- [Exercise 1]
Answer these from the fur texture thread:
(a) What food does Starweb9 give the golden?
(b) How does mylissyk describe Robbie's hips and tail?
(c) What does Megora put in a spray bottle?
- [Exercise 2] From the fur texture thread, print the part that opens with the words containing "# Fur Texture" and closes with "what I can do?".
- [Exercise 3]
Say whether each statement agrees with the fur texture thread, and quote the words that decide it:
(a) Starweb9 reports that the dog has fleas.
(b) The woolly fur on the dog's thighs appeared after he was neutered.
(c) Megora advises using the Furminator on the coat.

- [Text to read]
— BEGIN —

# Fur Texture Change



## Starweb9 (Apr 17, 2014)

Hello everyone!
My golden has a strange fur texture. It may be nothing, but I one was curious if anyone knew what I can do about it? I feed him Fromm Pork and he gets Salmon oil on his food, so the rest of his fur is very sleek and shiny. However, once it gets to the fluff under his tail and his thighs, the fur gets extremely think and almost wool-like. I've tried brushing it out normally as well as using a Furminator, but nothing makes it the same as the rest of him. Any idea what the change could be or what I can do?


----------



## mylissyk (Feb 25, 2007)

That is a normal texture for the feathers on the hips. Robbie's hips and tail are thick and woolly. Lilah's is not as thick, but has the same texture as Robbie's.


----------



## Starweb9 (Apr 17, 2014)

Ooh, okay. Thank you. I was mostly worried because he tends to bite at that fur in particular a lot. He doesn't have fleas or anything, so I didn't know if the fur change bothered him.


----------



## Megora (Jun 7, 2010)

Don't use the furminator.... could be damaging the coat even more. 

Other thing is you could be describing the effects of spay coat, if your dog's been neutered/spayed. The feathering and also the thicker longer areas of actual coat tend to get wooly or cottony. 

Best way to handle is you can purchase detanglers or conditioners and use them every time you brush the coat. This will help reduce breakage and it will help keep the coat healthy. I put a couple drops of conditioner in a spray bottle... and just shake it up before every use. 

Laura Salvatore (another GRF member) as well as others drilled it into my head a couple years back to never brush the coats without spritzing water on. And knock on wood it's helped keep my dogs coats healthy and full.


----------



## Starweb9 (Apr 17, 2014)

I did not know about always spritzing water before brushing, but I will definitely do that from now on! Should I never use a furminator on him? I did notice the wooly fur on his thighs showed up after we got him neutered last winter, so that would make sense. 

Are there any conditioners you recommend specifically? Also, what sort of brush should I be using?


----------

— END —

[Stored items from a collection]
— BEGIN —

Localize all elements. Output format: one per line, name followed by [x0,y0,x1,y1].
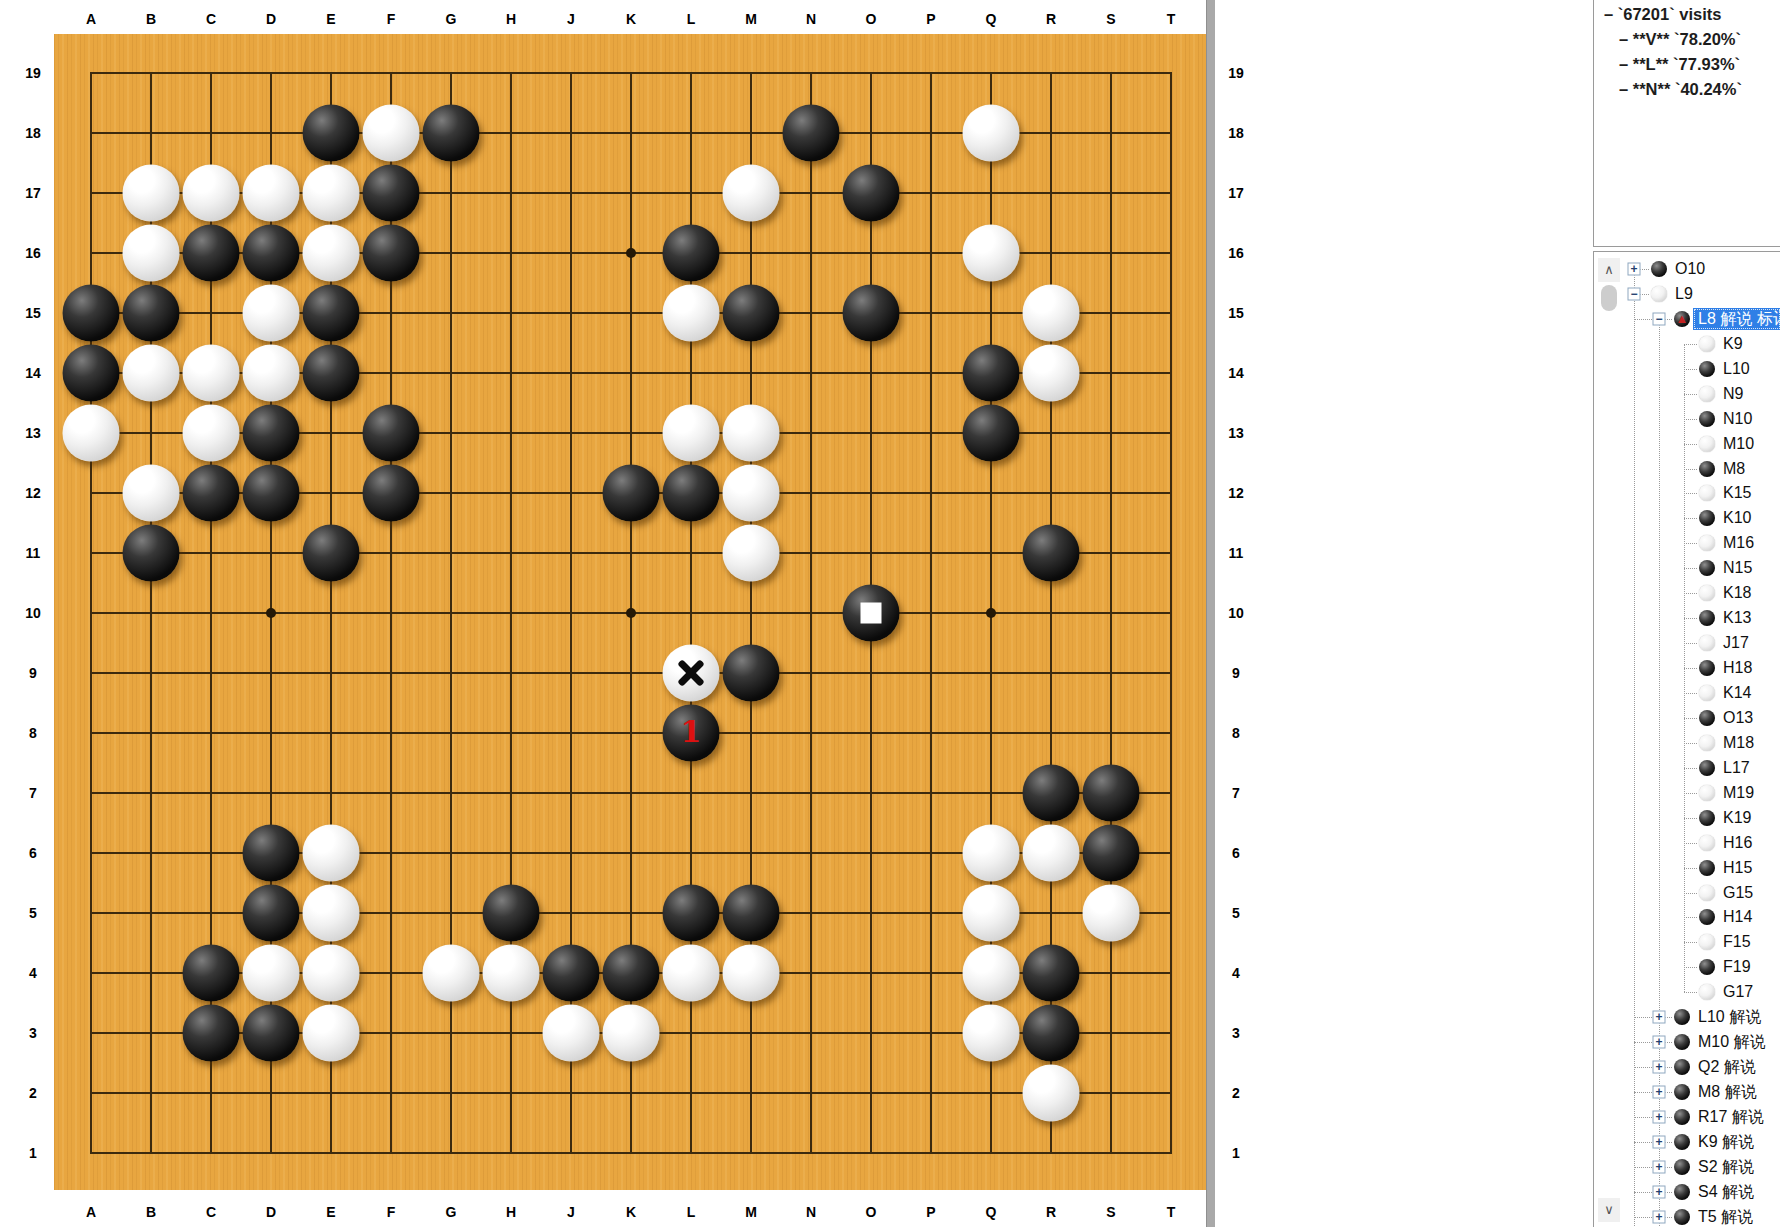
stone-K3[interactable] [603,1005,660,1062]
left-row-label: 6 [29,845,37,861]
board-panel-divider [1206,0,1215,1227]
expand-box[interactable]: + [1653,1011,1666,1024]
go-board[interactable]: 1 [54,34,1208,1190]
stone-L4[interactable] [663,945,720,1002]
bottom-col-label: R [1046,1204,1056,1220]
top-col-label: B [146,11,156,27]
stone-C13[interactable] [183,405,240,462]
stone-E3[interactable] [303,1005,360,1062]
top-col-label: S [1106,11,1115,27]
tree-connector-stub [1684,893,1697,894]
stone-D3[interactable] [243,1005,300,1062]
tree-connector-stub [1684,344,1697,345]
right-row-label: 5 [1232,905,1240,921]
expand-box[interactable]: + [1653,1210,1666,1223]
tree-connector-stub [1684,618,1697,619]
top-col-label: A [86,11,96,27]
bottom-col-label: M [745,1204,757,1220]
right-row-label: 12 [1228,485,1244,501]
top-col-label: T [1167,11,1176,27]
black-move-icon[interactable] [1674,1059,1690,1075]
white-move-icon[interactable] [1699,984,1715,1000]
right-row-label: 16 [1228,245,1244,261]
tree-connector-stub [1684,643,1697,644]
white-move-icon[interactable] [1699,485,1715,501]
tree-connector-stub [1684,743,1697,744]
stone-L16[interactable] [663,225,720,282]
tree-connector-stub [1684,419,1697,420]
uncertainty-line: – **N** `40.24%` [1619,80,1742,99]
stone-L5[interactable] [663,885,720,942]
winrate-line: – **V** `78.20%` [1619,30,1741,49]
star-point [266,608,276,618]
stone-N18[interactable] [783,105,840,162]
expand-box[interactable]: + [1653,1160,1666,1173]
bottom-col-label: N [806,1204,816,1220]
stone-B17[interactable] [123,165,180,222]
right-row-label: 3 [1232,1025,1240,1041]
black-move-icon[interactable] [1674,1109,1690,1125]
analysis-stats-panel: – `67201` visits – **V** `78.20%` – **L*… [1593,0,1780,247]
grid-line-v [810,72,812,1154]
stone-A15[interactable] [63,285,120,342]
stone-M17[interactable] [723,165,780,222]
tree-node-G15[interactable]: G15 [1723,884,1753,902]
scroll-up-button[interactable]: ∧ [1598,258,1620,282]
cross-mark [674,656,708,690]
stone-C3[interactable] [183,1005,240,1062]
stone-B11[interactable] [123,525,180,582]
stone-C17[interactable] [183,165,240,222]
white-move-icon[interactable] [1699,934,1715,950]
white-move-icon[interactable] [1699,386,1715,402]
black-move-icon[interactable] [1699,660,1715,676]
tree-node-L10[interactable]: L10 解说 [1698,1007,1761,1028]
stone-R15[interactable] [1023,285,1080,342]
right-row-label: 7 [1232,785,1240,801]
expand-box[interactable]: + [1653,1061,1666,1074]
stone-G4[interactable] [423,945,480,1002]
tree-connector-stub [1684,917,1697,918]
tree-connector-stub [1684,593,1697,594]
black-move-icon[interactable] [1699,510,1715,526]
right-row-label: 17 [1228,185,1244,201]
tree-node-K9[interactable]: K9 解说 [1698,1131,1754,1152]
scrollbar-thumb[interactable] [1601,285,1617,311]
bottom-col-label: G [446,1204,457,1220]
visits-line: – `67201` visits [1604,5,1721,24]
top-col-label: J [567,11,575,27]
stone-B14[interactable] [123,345,180,402]
stone-R7[interactable] [1023,765,1080,822]
tree-node-L10[interactable]: L10 [1723,360,1750,378]
left-row-label: 9 [29,665,37,681]
stone-Q3[interactable] [963,1005,1020,1062]
top-col-label: H [506,11,516,27]
tree-connector-stub [1684,992,1697,993]
expand-box[interactable]: + [1653,1135,1666,1148]
tree-node-M16[interactable]: M16 [1723,534,1754,552]
top-col-label: F [387,11,396,27]
tree-connector-stub [1684,469,1697,470]
stone-A13[interactable] [63,405,120,462]
top-col-label: M [745,11,757,27]
right-row-label: 11 [1229,545,1244,561]
right-row-label: 8 [1232,725,1240,741]
right-row-label: 18 [1228,125,1244,141]
stone-S6[interactable] [1083,825,1140,882]
bottom-col-label: E [326,1204,335,1220]
white-move-icon[interactable] [1699,635,1715,651]
right-row-label: 10 [1228,605,1244,621]
stone-E6[interactable] [303,825,360,882]
square-mark [861,603,882,624]
right-row-label: 1 [1232,1145,1240,1161]
expand-box[interactable]: + [1653,1185,1666,1198]
stone-M12[interactable] [723,465,780,522]
stone-E18[interactable] [303,105,360,162]
tree-node-F15[interactable]: F15 [1723,933,1751,951]
tree-node-K9[interactable]: K9 [1723,335,1743,353]
left-row-label: 12 [25,485,41,501]
expand-box[interactable]: + [1653,1036,1666,1049]
tree-connector-stub [1684,369,1697,370]
right-row-label: 4 [1232,965,1240,981]
grid-line-h [90,1092,1172,1094]
left-row-label: 7 [29,785,37,801]
tree-node-N15[interactable]: N15 [1723,559,1752,577]
stone-R14[interactable] [1023,345,1080,402]
stone-E5[interactable] [303,885,360,942]
black-move-icon[interactable] [1699,710,1715,726]
stone-D13[interactable] [243,405,300,462]
black-move-icon[interactable] [1699,411,1715,427]
stone-Q16[interactable] [963,225,1020,282]
collapse-box[interactable]: − [1653,312,1666,325]
black-move-icon[interactable] [1674,1209,1690,1225]
grid-line-h [90,732,1172,734]
top-col-label: O [866,11,877,27]
tree-connector-stub [1684,543,1697,544]
bottom-col-label: H [506,1204,516,1220]
tree-node-H18[interactable]: H18 [1723,659,1752,677]
bottom-col-label: S [1106,1204,1115,1220]
stone-D16[interactable] [243,225,300,282]
top-col-label: N [806,11,816,27]
stone-R6[interactable] [1023,825,1080,882]
stone-R11[interactable] [1023,525,1080,582]
stone-F18[interactable] [363,105,420,162]
app-window: 1 AABBCCDDEEFFGGHHJJKKLLMMNNOOPPQQRRSSTT… [0,0,1780,1227]
stone-Q18[interactable] [963,105,1020,162]
white-move-icon[interactable] [1699,685,1715,701]
left-row-label: 14 [25,365,41,381]
top-col-label: E [326,11,335,27]
grid-line-h [90,672,1172,674]
stone-D6[interactable] [243,825,300,882]
bottom-col-label: B [146,1204,156,1220]
stone-E11[interactable] [303,525,360,582]
top-col-label: D [266,11,276,27]
stone-S7[interactable] [1083,765,1140,822]
tree-connector-stub [1684,693,1697,694]
tree-node-K13[interactable]: K13 [1723,609,1751,627]
stone-H5[interactable] [483,885,540,942]
black-move-icon[interactable] [1699,461,1715,477]
bottom-col-label: L [687,1204,696,1220]
stone-R4[interactable] [1023,945,1080,1002]
tree-connector-stub [1684,793,1697,794]
stone-H4[interactable] [483,945,540,1002]
expand-box[interactable]: + [1653,1086,1666,1099]
tree-connector-stub [1684,843,1697,844]
tree-node-M18[interactable]: M18 [1723,734,1754,752]
bottom-col-label: F [387,1204,396,1220]
tree-node-M8[interactable]: M8 解说 [1698,1082,1757,1103]
white-move-icon[interactable] [1699,535,1715,551]
black-move-icon[interactable] [1674,1034,1690,1050]
stone-L12[interactable] [663,465,720,522]
grid-line-h [90,792,1172,794]
stone-M11[interactable] [723,525,780,582]
stone-O15[interactable] [843,285,900,342]
left-row-label: 18 [25,125,41,141]
right-row-label: 13 [1228,425,1244,441]
left-row-label: 16 [25,245,41,261]
black-move-icon[interactable] [1699,560,1715,576]
tree-node-J17[interactable]: J17 [1723,634,1749,652]
bottom-col-label: K [626,1204,636,1220]
tree-node-M19[interactable]: M19 [1723,784,1754,802]
tree-node-M10[interactable]: M10 解说 [1698,1032,1766,1053]
stone-C12[interactable] [183,465,240,522]
bottom-col-label: T [1167,1204,1176,1220]
tree-node-L8[interactable]: L8 解说 标记 [1698,308,1780,329]
top-col-label: R [1046,11,1056,27]
expand-box[interactable]: + [1653,1110,1666,1123]
top-col-label: Q [986,11,997,27]
bottom-col-label: C [206,1204,216,1220]
tree-node-R17[interactable]: R17 解说 [1698,1106,1764,1127]
stone-D14[interactable] [243,345,300,402]
right-row-label: 2 [1232,1085,1240,1101]
black-move-icon[interactable] [1674,1134,1690,1150]
stone-M13[interactable] [723,405,780,462]
stone-E4[interactable] [303,945,360,1002]
left-row-label: 3 [29,1025,37,1041]
stone-M9[interactable] [723,645,780,702]
white-move-icon[interactable] [1651,286,1667,302]
stone-O17[interactable] [843,165,900,222]
tree-node-K15[interactable]: K15 [1723,484,1751,502]
right-row-label: 9 [1232,665,1240,681]
black-move-icon[interactable] [1699,959,1715,975]
tree-connector-stub [1684,868,1697,869]
stone-F17[interactable] [363,165,420,222]
stone-E16[interactable] [303,225,360,282]
bottom-col-label: A [86,1204,96,1220]
tree-node-T5[interactable]: T5 解说 [1698,1206,1753,1227]
tree-connector-line [1634,269,1635,1227]
tree-node-H15[interactable]: H15 [1723,859,1752,877]
white-move-icon[interactable] [1699,585,1715,601]
black-move-icon[interactable] [1674,1159,1690,1175]
tree-node-S4[interactable]: S4 解说 [1698,1181,1754,1202]
left-row-label: 1 [29,1145,37,1161]
stone-F16[interactable] [363,225,420,282]
tree-node-O13[interactable]: O13 [1723,709,1753,727]
grid-line-v [930,72,932,1154]
stone-Q14[interactable] [963,345,1020,402]
white-move-icon[interactable] [1699,885,1715,901]
current-move-triangle-icon: ▲ [1676,312,1689,325]
stone-R2[interactable] [1023,1065,1080,1122]
tree-node-L17[interactable]: L17 [1723,759,1750,777]
right-row-label: 6 [1232,845,1240,861]
top-col-label: L [687,11,696,27]
tree-connector-stub [1684,942,1697,943]
grid-line-v [1170,72,1172,1154]
top-col-label: C [206,11,216,27]
black-move-icon[interactable] [1651,261,1667,277]
tree-node-K14[interactable]: K14 [1723,684,1751,702]
tree-node-N10[interactable]: N10 [1723,410,1752,428]
left-row-label: 4 [29,965,37,981]
tree-node-G17[interactable]: G17 [1723,983,1753,1001]
stone-E14[interactable] [303,345,360,402]
stone-R3[interactable] [1023,1005,1080,1062]
grid-line-h [90,1152,1172,1154]
black-move-icon[interactable] [1674,1184,1690,1200]
stone-B16[interactable] [123,225,180,282]
tree-node-O10[interactable]: O10 [1675,260,1705,278]
top-col-label: G [446,11,457,27]
tree-connector-stub [1684,967,1697,968]
top-col-label: K [626,11,636,27]
tree-connector-stub [1684,493,1697,494]
stone-K12[interactable] [603,465,660,522]
black-move-icon[interactable] [1674,1009,1690,1025]
tree-connector-stub [1684,768,1697,769]
left-row-label: 15 [25,305,41,321]
stone-B15[interactable] [123,285,180,342]
stone-E17[interactable] [303,165,360,222]
left-row-label: 13 [25,425,41,441]
white-move-icon[interactable] [1699,735,1715,751]
tree-node-Q2[interactable]: Q2 解说 [1698,1057,1756,1078]
stone-D15[interactable] [243,285,300,342]
white-move-icon[interactable] [1699,835,1715,851]
black-move-icon[interactable] [1699,760,1715,776]
stone-M4[interactable] [723,945,780,1002]
bottom-col-label: D [266,1204,276,1220]
stone-C16[interactable] [183,225,240,282]
tree-connector-stub [1684,444,1697,445]
stone-D12[interactable] [243,465,300,522]
tree-node-M10[interactable]: M10 [1723,435,1754,453]
stone-Q13[interactable] [963,405,1020,462]
tree-node-K19[interactable]: K19 [1723,809,1751,827]
star-point [626,608,636,618]
black-move-icon[interactable] [1699,810,1715,826]
white-move-icon[interactable] [1699,785,1715,801]
tree-node-S2[interactable]: S2 解说 [1698,1156,1754,1177]
lead-line: – **L** `77.93%` [1619,55,1740,74]
stone-D17[interactable] [243,165,300,222]
scroll-down-button[interactable]: ∨ [1598,1198,1620,1222]
stone-Q4[interactable] [963,945,1020,1002]
stone-J3[interactable] [543,1005,600,1062]
bottom-col-label: Q [986,1204,997,1220]
stone-M15[interactable] [723,285,780,342]
stone-J4[interactable] [543,945,600,1002]
stone-G18[interactable] [423,105,480,162]
move-tree-panel: ∧ ∨ +O10−L9−▲L8 解说 标记K9L10N9N10M10M8K15K… [1593,251,1780,1227]
tree-connector-stub [1684,518,1697,519]
tree-node-M8[interactable]: M8 [1723,460,1745,478]
move-number-mark: 1 [681,717,702,747]
tree-node-K10[interactable]: K10 [1723,509,1751,527]
left-row-label: 10 [25,605,41,621]
left-row-label: 2 [29,1085,37,1101]
left-row-label: 17 [25,185,41,201]
black-move-icon[interactable] [1699,361,1715,377]
black-move-icon[interactable] [1699,909,1715,925]
tree-connector-stub [1684,718,1697,719]
tree-node-H16[interactable]: H16 [1723,834,1752,852]
tree-node-H14[interactable]: H14 [1723,908,1752,926]
expand-box[interactable]: + [1628,263,1641,276]
right-row-label: 19 [1228,65,1244,81]
stone-L15[interactable] [663,285,720,342]
star-point [626,248,636,258]
black-move-icon[interactable] [1674,1084,1690,1100]
grid-line-v [1110,72,1112,1154]
stone-M5[interactable] [723,885,780,942]
right-row-label: 14 [1228,365,1244,381]
stone-C14[interactable] [183,345,240,402]
stone-E15[interactable] [303,285,360,342]
tree-connector-stub [1684,668,1697,669]
stone-L13[interactable] [663,405,720,462]
black-move-icon[interactable] [1699,610,1715,626]
stone-F12[interactable] [363,465,420,522]
tree-node-N9[interactable]: N9 [1723,385,1743,403]
collapse-box[interactable]: − [1628,287,1641,300]
tree-node-F19[interactable]: F19 [1723,958,1751,976]
stone-C4[interactable] [183,945,240,1002]
left-row-label: 5 [29,905,37,921]
stone-B12[interactable] [123,465,180,522]
stone-D5[interactable] [243,885,300,942]
bottom-col-label: P [926,1204,935,1220]
white-move-icon[interactable] [1699,336,1715,352]
black-move-icon[interactable] [1699,860,1715,876]
white-move-icon[interactable] [1699,436,1715,452]
right-row-label: 15 [1228,305,1244,321]
tree-node-K18[interactable]: K18 [1723,584,1751,602]
stone-D4[interactable] [243,945,300,1002]
top-col-label: P [926,11,935,27]
star-point [986,608,996,618]
tree-node-L9[interactable]: L9 [1675,285,1693,303]
stone-K4[interactable] [603,945,660,1002]
stone-Q5[interactable] [963,885,1020,942]
stone-Q6[interactable] [963,825,1020,882]
stone-S5[interactable] [1083,885,1140,942]
stone-F13[interactable] [363,405,420,462]
stone-A14[interactable] [63,345,120,402]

— END —

- [Correct answer 1]
(a) Fromm Pork, with salmon oil on the food.
(b) Thick and woolly.
(c) A couple drops of conditioner.

- [Correct answer 2]
# Fur Texture Change



## Starweb9 (Apr 17, 2014)

Hello everyone!
My golden has a strange fur texture. It may be nothing, but I one was curious if anyone knew what I can do about it? I feed him Fromm Pork and he gets Salmon oil on his food, so the rest of his fur is very sleek and shiny. However, once it gets to the fluff under his tail and his thighs, the fur gets extremely think and almost wool-like. I've tried brushing it out normally as well as using a Furminator, but nothing makes it the same as the rest of him. Any idea what the change could be or what I can do?

- [Correct answer 3]
(a) No: "He doesn't have fleas or anything"
(b) Yes: "I did notice the wooly fur on his thighs showed up after we got him neutered last winter"
(c) No: "Don't use the furminator"